Exercise instructions:
Lines that include the word "podobě" are the ones to copy.

Excerpted records:
#####

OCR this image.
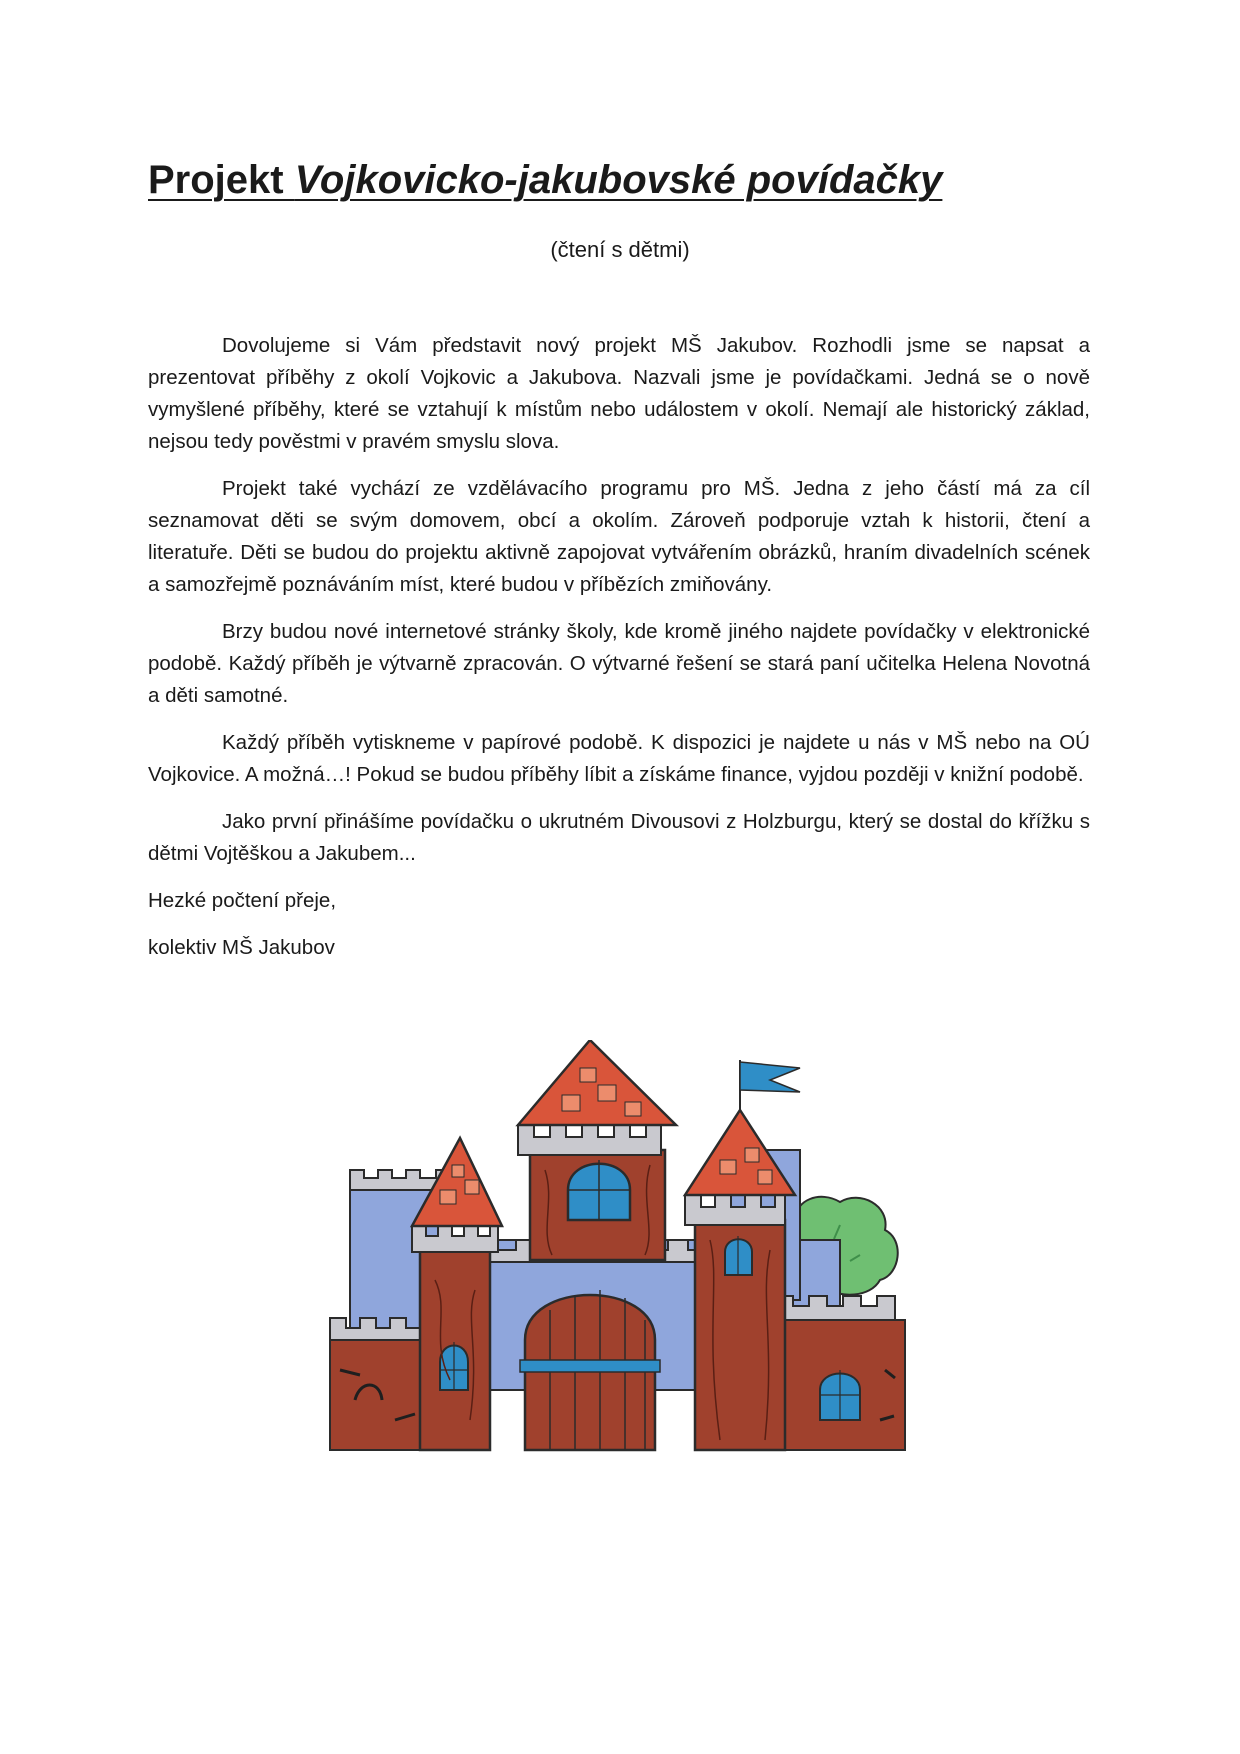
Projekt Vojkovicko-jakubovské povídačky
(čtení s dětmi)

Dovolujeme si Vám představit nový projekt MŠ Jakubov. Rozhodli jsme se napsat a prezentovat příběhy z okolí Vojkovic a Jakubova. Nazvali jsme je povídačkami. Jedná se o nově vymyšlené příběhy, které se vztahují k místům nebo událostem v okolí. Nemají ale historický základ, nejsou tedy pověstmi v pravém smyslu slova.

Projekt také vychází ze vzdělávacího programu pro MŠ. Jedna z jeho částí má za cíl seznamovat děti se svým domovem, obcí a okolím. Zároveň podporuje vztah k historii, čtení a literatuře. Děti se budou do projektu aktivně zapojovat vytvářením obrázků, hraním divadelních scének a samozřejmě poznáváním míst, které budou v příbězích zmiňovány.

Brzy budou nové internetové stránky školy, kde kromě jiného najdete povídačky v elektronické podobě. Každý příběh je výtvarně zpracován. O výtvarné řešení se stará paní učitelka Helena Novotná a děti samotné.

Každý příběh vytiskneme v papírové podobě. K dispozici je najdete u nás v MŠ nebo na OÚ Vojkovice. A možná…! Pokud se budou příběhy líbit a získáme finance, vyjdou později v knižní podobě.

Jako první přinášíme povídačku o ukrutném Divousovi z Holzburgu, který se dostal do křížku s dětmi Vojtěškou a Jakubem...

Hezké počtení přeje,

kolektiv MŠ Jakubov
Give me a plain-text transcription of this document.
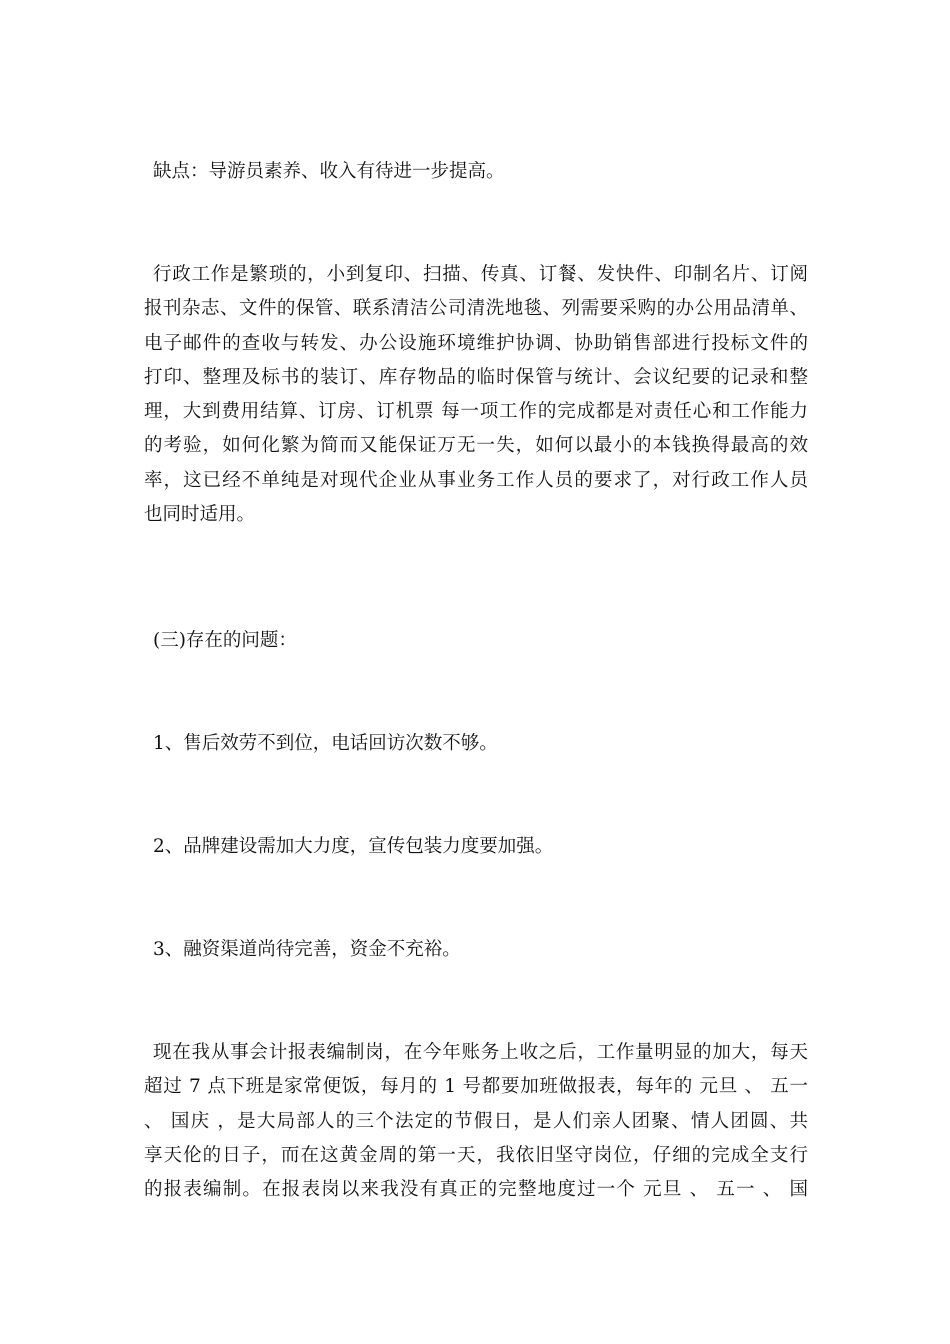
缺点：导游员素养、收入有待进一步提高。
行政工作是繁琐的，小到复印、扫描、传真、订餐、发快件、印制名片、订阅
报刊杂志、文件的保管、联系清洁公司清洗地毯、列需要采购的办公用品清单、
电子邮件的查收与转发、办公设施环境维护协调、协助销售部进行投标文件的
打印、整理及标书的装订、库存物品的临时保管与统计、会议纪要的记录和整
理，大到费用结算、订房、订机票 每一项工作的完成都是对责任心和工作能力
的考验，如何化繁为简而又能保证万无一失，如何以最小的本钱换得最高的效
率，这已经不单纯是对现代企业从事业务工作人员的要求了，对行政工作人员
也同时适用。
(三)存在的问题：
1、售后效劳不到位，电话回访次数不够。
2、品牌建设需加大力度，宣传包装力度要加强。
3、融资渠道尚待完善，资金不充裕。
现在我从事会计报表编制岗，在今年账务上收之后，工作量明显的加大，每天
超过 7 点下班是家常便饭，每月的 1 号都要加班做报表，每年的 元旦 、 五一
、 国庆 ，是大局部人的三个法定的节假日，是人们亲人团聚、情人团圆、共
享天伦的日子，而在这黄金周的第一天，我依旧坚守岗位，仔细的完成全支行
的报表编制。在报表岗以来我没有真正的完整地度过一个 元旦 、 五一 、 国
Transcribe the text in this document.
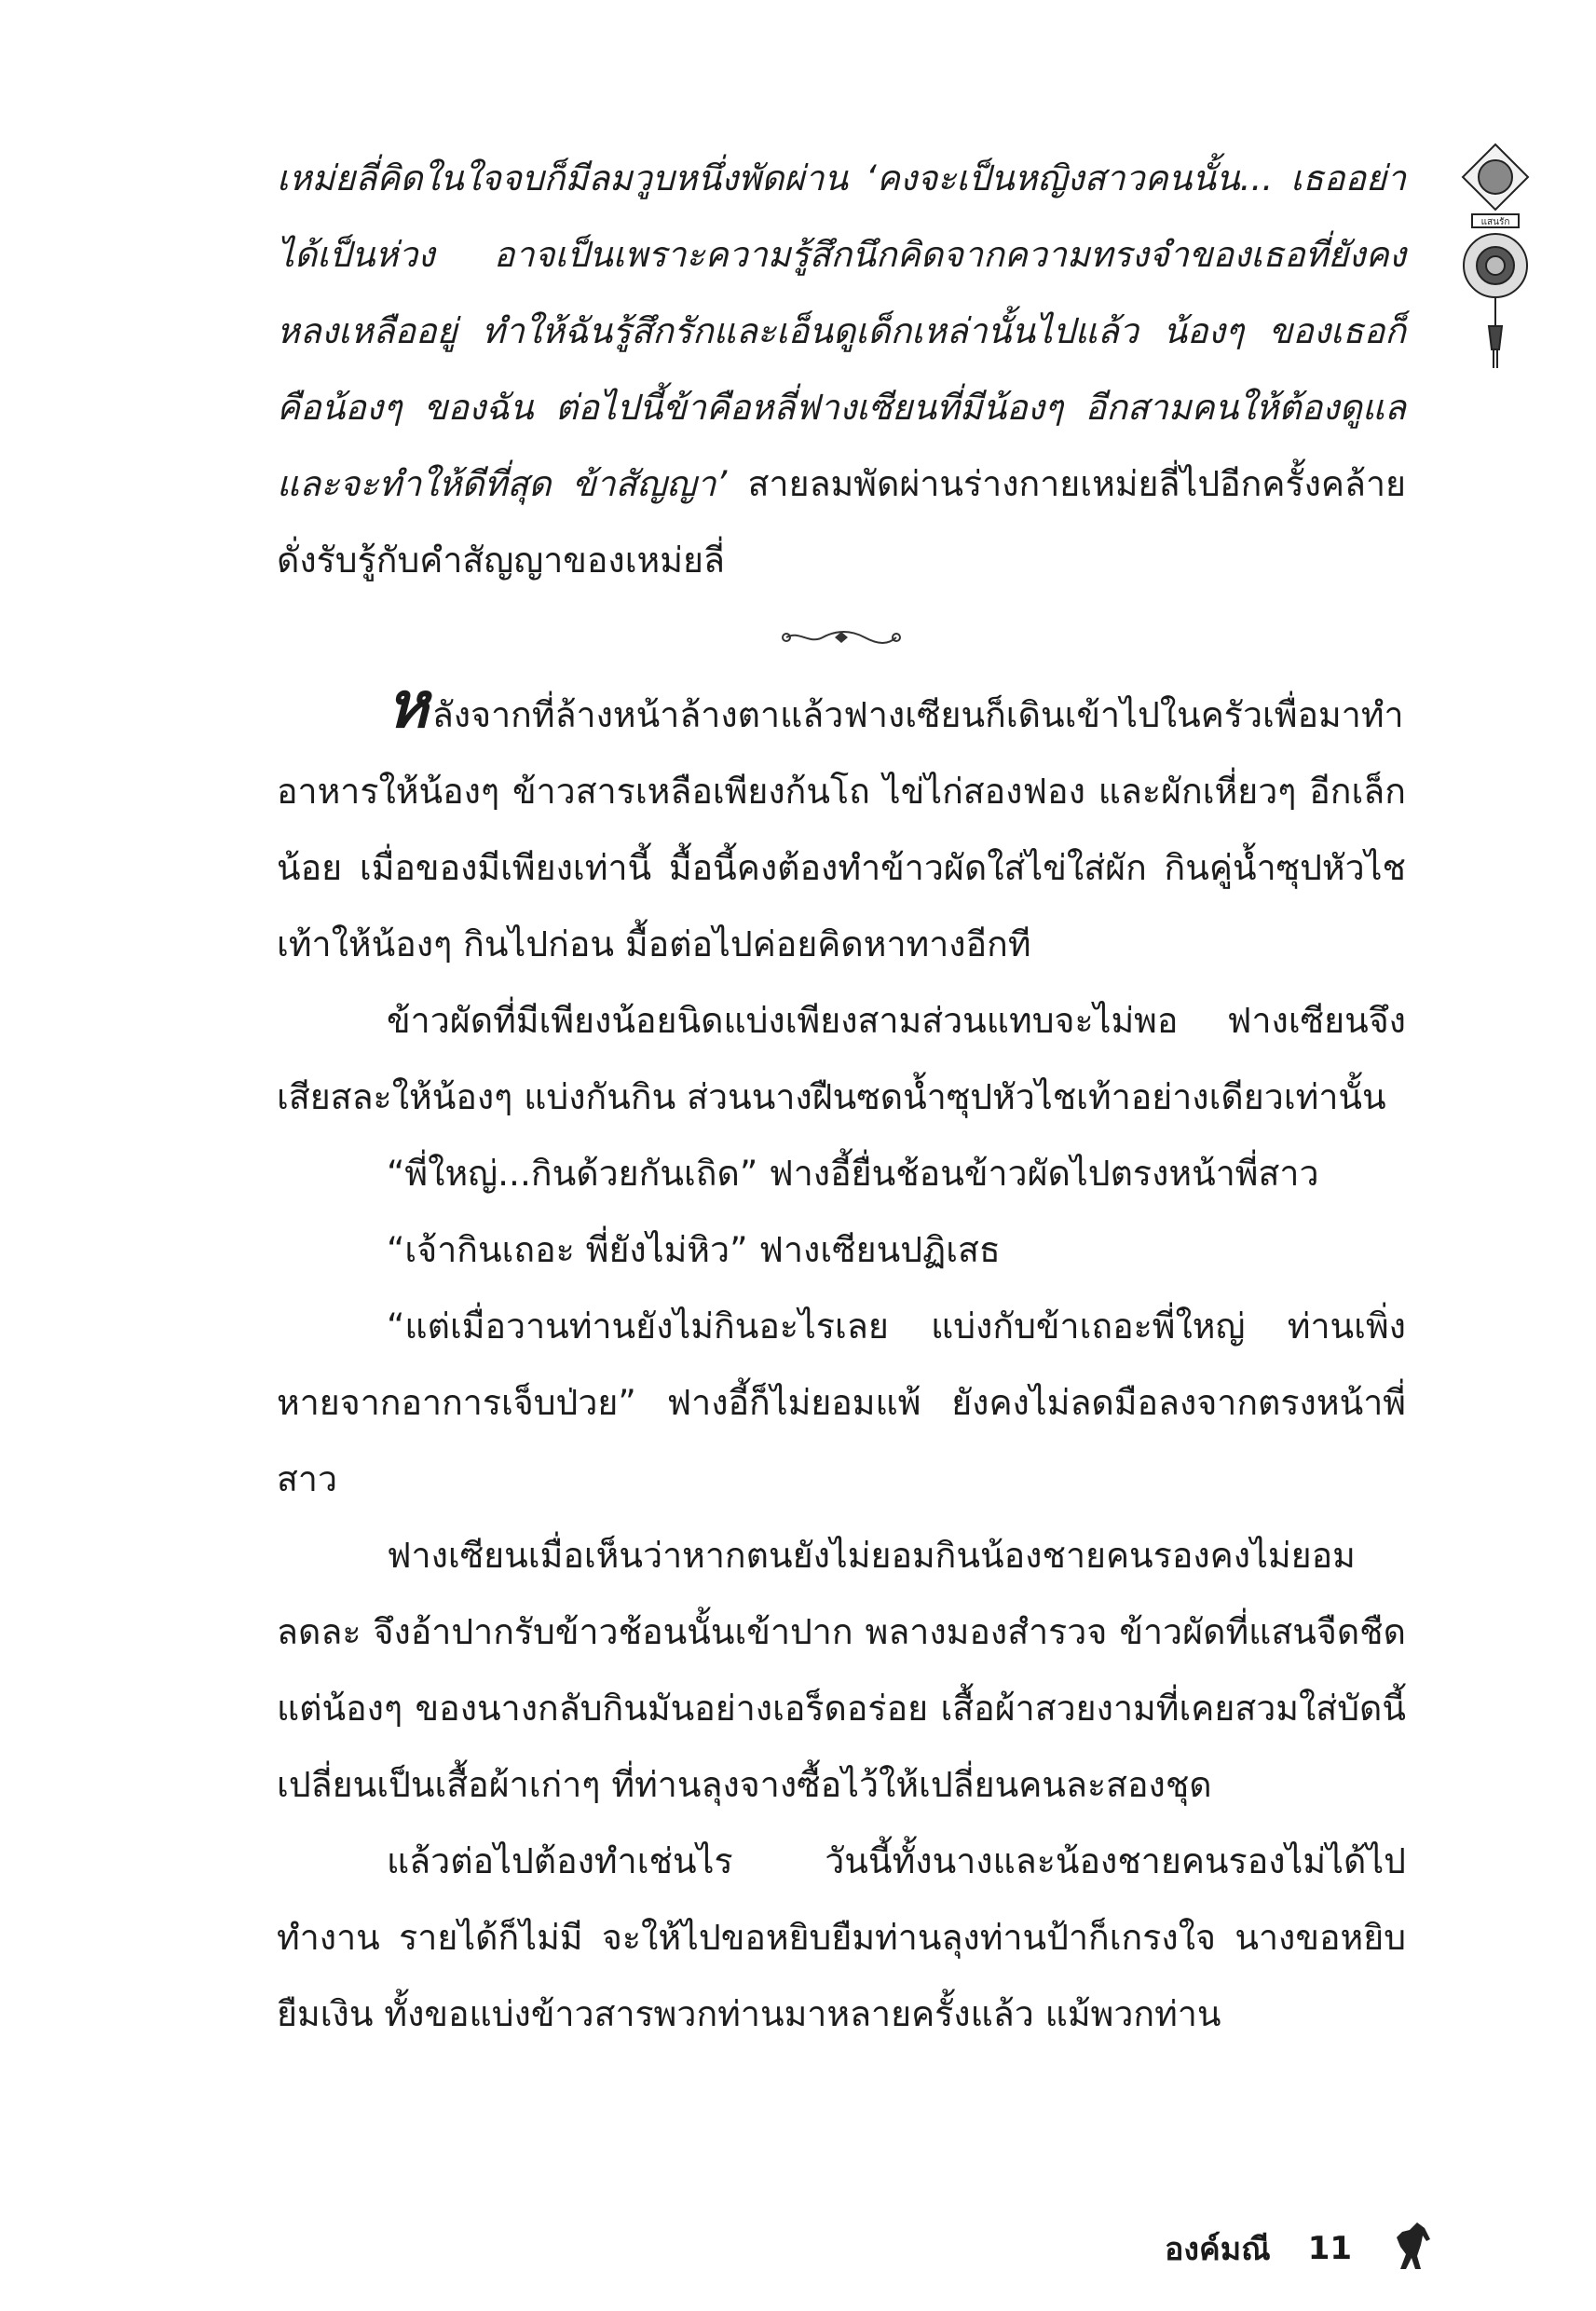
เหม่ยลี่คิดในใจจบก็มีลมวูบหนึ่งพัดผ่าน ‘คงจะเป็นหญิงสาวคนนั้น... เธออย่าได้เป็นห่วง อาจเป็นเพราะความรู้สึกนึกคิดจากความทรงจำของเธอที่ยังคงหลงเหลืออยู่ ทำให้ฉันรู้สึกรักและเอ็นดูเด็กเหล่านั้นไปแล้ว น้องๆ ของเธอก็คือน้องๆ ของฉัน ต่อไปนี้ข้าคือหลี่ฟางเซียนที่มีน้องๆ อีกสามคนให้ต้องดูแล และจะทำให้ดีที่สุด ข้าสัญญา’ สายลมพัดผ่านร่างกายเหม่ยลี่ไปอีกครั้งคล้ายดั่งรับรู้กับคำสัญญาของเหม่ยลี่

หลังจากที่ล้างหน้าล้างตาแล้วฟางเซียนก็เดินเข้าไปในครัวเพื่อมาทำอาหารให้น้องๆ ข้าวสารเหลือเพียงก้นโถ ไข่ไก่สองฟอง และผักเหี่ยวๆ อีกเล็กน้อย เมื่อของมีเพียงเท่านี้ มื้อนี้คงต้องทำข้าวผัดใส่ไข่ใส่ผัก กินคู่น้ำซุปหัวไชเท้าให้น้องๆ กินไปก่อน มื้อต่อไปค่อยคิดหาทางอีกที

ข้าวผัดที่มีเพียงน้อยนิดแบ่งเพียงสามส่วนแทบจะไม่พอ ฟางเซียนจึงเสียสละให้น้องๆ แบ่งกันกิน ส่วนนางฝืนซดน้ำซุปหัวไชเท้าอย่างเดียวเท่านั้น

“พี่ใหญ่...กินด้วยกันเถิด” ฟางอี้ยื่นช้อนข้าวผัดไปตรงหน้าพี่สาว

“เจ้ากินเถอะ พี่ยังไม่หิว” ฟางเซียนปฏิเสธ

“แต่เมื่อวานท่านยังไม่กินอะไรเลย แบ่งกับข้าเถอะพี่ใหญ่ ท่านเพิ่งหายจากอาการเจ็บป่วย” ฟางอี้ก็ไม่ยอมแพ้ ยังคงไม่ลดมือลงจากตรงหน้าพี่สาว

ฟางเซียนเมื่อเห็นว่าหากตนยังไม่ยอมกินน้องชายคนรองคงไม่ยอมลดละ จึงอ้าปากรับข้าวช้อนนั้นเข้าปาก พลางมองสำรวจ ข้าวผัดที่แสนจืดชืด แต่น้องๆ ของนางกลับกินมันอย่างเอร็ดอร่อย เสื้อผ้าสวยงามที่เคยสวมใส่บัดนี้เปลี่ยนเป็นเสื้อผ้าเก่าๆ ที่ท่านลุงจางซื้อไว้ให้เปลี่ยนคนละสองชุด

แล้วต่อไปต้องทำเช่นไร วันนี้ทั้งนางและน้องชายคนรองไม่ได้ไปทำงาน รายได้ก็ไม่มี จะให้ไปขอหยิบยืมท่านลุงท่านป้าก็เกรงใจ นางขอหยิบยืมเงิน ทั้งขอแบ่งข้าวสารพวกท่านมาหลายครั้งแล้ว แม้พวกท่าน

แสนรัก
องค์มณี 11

#####

Problem solution:
Brzy budou nové internetové stránky školy, kde kromě jiného najdete povídačky v elektronické podobě. Každý příběh je výtvarně zpracován. O výtvarné řešení se stará paní učitelka Helena Novotná a děti samotné.
Každý příběh vytiskneme v papírové podobě. K dispozici je najdete u nás v MŠ nebo na OÚ Vojkovice. A možná…! Pokud se budou příběhy líbit a získáme finance, vyjdou později v knižní podobě.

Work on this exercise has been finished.